(Figure contents as structured data)
━━━━━━

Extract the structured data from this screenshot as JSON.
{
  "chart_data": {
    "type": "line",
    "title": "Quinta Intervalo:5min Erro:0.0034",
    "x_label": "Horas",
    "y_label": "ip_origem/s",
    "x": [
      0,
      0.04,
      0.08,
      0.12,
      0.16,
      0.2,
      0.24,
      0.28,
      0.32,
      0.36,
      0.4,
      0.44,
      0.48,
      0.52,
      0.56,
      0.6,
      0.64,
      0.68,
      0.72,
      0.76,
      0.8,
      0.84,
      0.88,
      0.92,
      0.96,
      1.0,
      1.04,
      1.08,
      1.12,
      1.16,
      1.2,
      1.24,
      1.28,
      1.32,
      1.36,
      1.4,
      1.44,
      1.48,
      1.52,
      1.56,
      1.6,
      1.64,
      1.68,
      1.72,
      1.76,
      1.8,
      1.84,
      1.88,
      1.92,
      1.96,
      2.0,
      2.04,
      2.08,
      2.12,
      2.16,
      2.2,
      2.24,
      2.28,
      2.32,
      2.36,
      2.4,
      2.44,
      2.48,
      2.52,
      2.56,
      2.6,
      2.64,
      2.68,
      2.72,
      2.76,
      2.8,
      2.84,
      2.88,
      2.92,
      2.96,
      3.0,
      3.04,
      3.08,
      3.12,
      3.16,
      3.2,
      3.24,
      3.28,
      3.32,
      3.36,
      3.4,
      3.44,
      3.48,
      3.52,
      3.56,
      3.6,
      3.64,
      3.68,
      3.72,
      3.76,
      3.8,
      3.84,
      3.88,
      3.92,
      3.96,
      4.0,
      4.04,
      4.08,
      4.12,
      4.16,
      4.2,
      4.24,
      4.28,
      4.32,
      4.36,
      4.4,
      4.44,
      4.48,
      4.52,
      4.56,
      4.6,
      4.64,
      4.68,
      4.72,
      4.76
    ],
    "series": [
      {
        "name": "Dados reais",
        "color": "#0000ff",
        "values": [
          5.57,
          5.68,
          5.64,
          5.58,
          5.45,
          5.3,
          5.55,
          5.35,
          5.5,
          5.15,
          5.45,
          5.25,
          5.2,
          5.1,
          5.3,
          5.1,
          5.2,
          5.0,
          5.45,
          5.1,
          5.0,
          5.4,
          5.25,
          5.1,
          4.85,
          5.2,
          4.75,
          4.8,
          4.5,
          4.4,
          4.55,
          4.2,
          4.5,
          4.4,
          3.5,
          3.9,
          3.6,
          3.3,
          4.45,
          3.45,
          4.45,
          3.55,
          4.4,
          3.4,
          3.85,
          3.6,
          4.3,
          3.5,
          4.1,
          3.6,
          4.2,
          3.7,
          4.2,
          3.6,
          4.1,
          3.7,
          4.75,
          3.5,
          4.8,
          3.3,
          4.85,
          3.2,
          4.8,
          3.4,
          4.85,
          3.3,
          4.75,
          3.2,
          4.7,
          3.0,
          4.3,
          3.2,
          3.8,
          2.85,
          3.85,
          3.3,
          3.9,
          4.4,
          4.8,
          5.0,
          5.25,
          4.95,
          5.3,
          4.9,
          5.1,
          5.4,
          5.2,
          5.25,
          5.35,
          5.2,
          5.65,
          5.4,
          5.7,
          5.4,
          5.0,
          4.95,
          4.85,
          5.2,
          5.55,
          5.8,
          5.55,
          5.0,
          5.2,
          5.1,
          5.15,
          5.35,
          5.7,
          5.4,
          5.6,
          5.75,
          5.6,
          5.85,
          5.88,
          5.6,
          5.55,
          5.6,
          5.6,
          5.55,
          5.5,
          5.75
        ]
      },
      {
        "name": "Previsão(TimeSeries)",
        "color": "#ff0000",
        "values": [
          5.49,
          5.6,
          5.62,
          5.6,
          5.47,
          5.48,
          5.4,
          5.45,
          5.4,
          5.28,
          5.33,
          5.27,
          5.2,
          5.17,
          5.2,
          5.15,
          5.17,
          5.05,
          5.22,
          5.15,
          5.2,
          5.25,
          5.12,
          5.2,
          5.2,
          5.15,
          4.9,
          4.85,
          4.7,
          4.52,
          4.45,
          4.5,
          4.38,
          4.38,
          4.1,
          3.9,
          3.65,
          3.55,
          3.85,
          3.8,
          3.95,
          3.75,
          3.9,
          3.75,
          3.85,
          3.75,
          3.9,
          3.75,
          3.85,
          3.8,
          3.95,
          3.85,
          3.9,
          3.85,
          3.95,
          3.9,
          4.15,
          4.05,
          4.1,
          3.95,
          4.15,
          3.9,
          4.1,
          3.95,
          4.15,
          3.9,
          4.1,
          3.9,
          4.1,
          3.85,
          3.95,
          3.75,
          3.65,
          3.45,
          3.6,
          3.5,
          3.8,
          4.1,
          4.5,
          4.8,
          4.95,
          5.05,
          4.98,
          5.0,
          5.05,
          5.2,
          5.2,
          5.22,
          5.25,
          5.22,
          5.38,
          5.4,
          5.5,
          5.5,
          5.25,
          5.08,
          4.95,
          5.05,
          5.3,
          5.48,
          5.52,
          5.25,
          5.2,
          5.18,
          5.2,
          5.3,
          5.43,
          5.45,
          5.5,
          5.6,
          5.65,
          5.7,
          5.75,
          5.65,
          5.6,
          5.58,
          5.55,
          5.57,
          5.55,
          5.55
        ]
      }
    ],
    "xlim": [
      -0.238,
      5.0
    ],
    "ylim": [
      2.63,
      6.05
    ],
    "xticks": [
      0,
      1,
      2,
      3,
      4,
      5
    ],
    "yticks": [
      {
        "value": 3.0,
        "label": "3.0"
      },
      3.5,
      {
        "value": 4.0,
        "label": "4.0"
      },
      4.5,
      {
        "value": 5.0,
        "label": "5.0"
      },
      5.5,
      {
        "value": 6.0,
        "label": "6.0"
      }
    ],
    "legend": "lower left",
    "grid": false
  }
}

━━━━━━

Exercise prompt: Copy out all of the lines above exactly.

Solution for this exercise:
Extract the structured data from this screenshot as JSON.
{
  "chart_data": {
    "type": "line",
    "title": "Quinta Intervalo:5min Erro:0.0034",
    "x_label": "Horas",
    "y_label": "ip_origem/s",
    "x": [
      0,
      0.04,
      0.08,
      0.12,
      0.16,
      0.2,
      0.24,
      0.28,
      0.32,
      0.36,
      0.4,
      0.44,
      0.48,
      0.52,
      0.56,
      0.6,
      0.64,
      0.68,
      0.72,
      0.76,
      0.8,
      0.84,
      0.88,
      0.92,
      0.96,
      1.0,
      1.04,
      1.08,
      1.12,
      1.16,
      1.2,
      1.24,
      1.28,
      1.32,
      1.36,
      1.4,
      1.44,
      1.48,
      1.52,
      1.56,
      1.6,
      1.64,
      1.68,
      1.72,
      1.76,
      1.8,
      1.84,
      1.88,
      1.92,
      1.96,
      2.0,
      2.04,
      2.08,
      2.12,
      2.16,
      2.2,
      2.24,
      2.28,
      2.32,
      2.36,
      2.4,
      2.44,
      2.48,
      2.52,
      2.56,
      2.6,
      2.64,
      2.68,
      2.72,
      2.76,
      2.8,
      2.84,
      2.88,
      2.92,
      2.96,
      3.0,
      3.04,
      3.08,
      3.12,
      3.16,
      3.2,
      3.24,
      3.28,
      3.32,
      3.36,
      3.4,
      3.44,
      3.48,
      3.52,
      3.56,
      3.6,
      3.64,
      3.68,
      3.72,
      3.76,
      3.8,
      3.84,
      3.88,
      3.92,
      3.96,
      4.0,
      4.04,
      4.08,
      4.12,
      4.16,
      4.2,
      4.24,
      4.28,
      4.32,
      4.36,
      4.4,
      4.44,
      4.48,
      4.52,
      4.56,
      4.6,
      4.64,
      4.68,
      4.72,
      4.76
    ],
    "series": [
      {
        "name": "Dados reais",
        "color": "#0000ff",
        "values": [
          5.57,
          5.68,
          5.64,
          5.58,
          5.45,
          5.3,
          5.55,
          5.35,
          5.5,
          5.15,
          5.45,
          5.25,
          5.2,
          5.1,
          5.3,
          5.1,
          5.2,
          5.0,
          5.45,
          5.1,
          5.0,
          5.4,
          5.25,
          5.1,
          4.85,
          5.2,
          4.75,
          4.8,
          4.5,
          4.4,
          4.55,
          4.2,
          4.5,
          4.4,
          3.5,
          3.9,
          3.6,
          3.3,
          4.45,
          3.45,
          4.45,
          3.55,
          4.4,
          3.4,
          3.85,
          3.6,
          4.3,
          3.5,
          4.1,
          3.6,
          4.2,
          3.7,
          4.2,
          3.6,
          4.1,
          3.7,
          4.75,
          3.5,
          4.8,
          3.3,
          4.85,
          3.2,
          4.8,
          3.4,
          4.85,
          3.3,
          4.75,
          3.2,
          4.7,
          3.0,
          4.3,
          3.2,
          3.8,
          2.85,
          3.85,
          3.3,
          3.9,
          4.4,
          4.8,
          5.0,
          5.25,
          4.95,
          5.3,
          4.9,
          5.1,
          5.4,
          5.2,
          5.25,
          5.35,
          5.2,
          5.65,
          5.4,
          5.7,
          5.4,
          5.0,
          4.95,
          4.85,
          5.2,
          5.55,
          5.8,
          5.55,
          5.0,
          5.2,
          5.1,
          5.15,
          5.35,
          5.7,
          5.4,
          5.6,
          5.75,
          5.6,
          5.85,
          5.88,
          5.6,
          5.55,
          5.6,
          5.6,
          5.55,
          5.5,
          5.75
        ]
      },
      {
        "name": "Previsão(TimeSeries)",
        "color": "#ff0000",
        "values": [
          5.49,
          5.6,
          5.62,
          5.6,
          5.47,
          5.48,
          5.4,
          5.45,
          5.4,
          5.28,
          5.33,
          5.27,
          5.2,
          5.17,
          5.2,
          5.15,
          5.17,
          5.05,
          5.22,
          5.15,
          5.2,
          5.25,
          5.12,
          5.2,
          5.2,
          5.15,
          4.9,
          4.85,
          4.7,
          4.52,
          4.45,
          4.5,
          4.38,
          4.38,
          4.1,
          3.9,
          3.65,
          3.55,
          3.85,
          3.8,
          3.95,
          3.75,
          3.9,
          3.75,
          3.85,
          3.75,
          3.9,
          3.75,
          3.85,
          3.8,
          3.95,
          3.85,
          3.9,
          3.85,
          3.95,
          3.9,
          4.15,
          4.05,
          4.1,
          3.95,
          4.15,
          3.9,
          4.1,
          3.95,
          4.15,
          3.9,
          4.1,
          3.9,
          4.1,
          3.85,
          3.95,
          3.75,
          3.65,
          3.45,
          3.6,
          3.5,
          3.8,
          4.1,
          4.5,
          4.8,
          4.95,
          5.05,
          4.98,
          5.0,
          5.05,
          5.2,
          5.2,
          5.22,
          5.25,
          5.22,
          5.38,
          5.4,
          5.5,
          5.5,
          5.25,
          5.08,
          4.95,
          5.05,
          5.3,
          5.48,
          5.52,
          5.25,
          5.2,
          5.18,
          5.2,
          5.3,
          5.43,
          5.45,
          5.5,
          5.6,
          5.65,
          5.7,
          5.75,
          5.65,
          5.6,
          5.58,
          5.55,
          5.57,
          5.55,
          5.55
        ]
      }
    ],
    "xlim": [
      -0.238,
      5.0
    ],
    "ylim": [
      2.63,
      6.05
    ],
    "xticks": [
      0,
      1,
      2,
      3,
      4,
      5
    ],
    "yticks": [
      {
        "value": 3.0,
        "label": "3.0"
      },
      3.5,
      {
        "value": 4.0,
        "label": "4.0"
      },
      4.5,
      {
        "value": 5.0,
        "label": "5.0"
      },
      5.5,
      {
        "value": 6.0,
        "label": "6.0"
      }
    ],
    "legend": "lower left",
    "grid": false
  }
}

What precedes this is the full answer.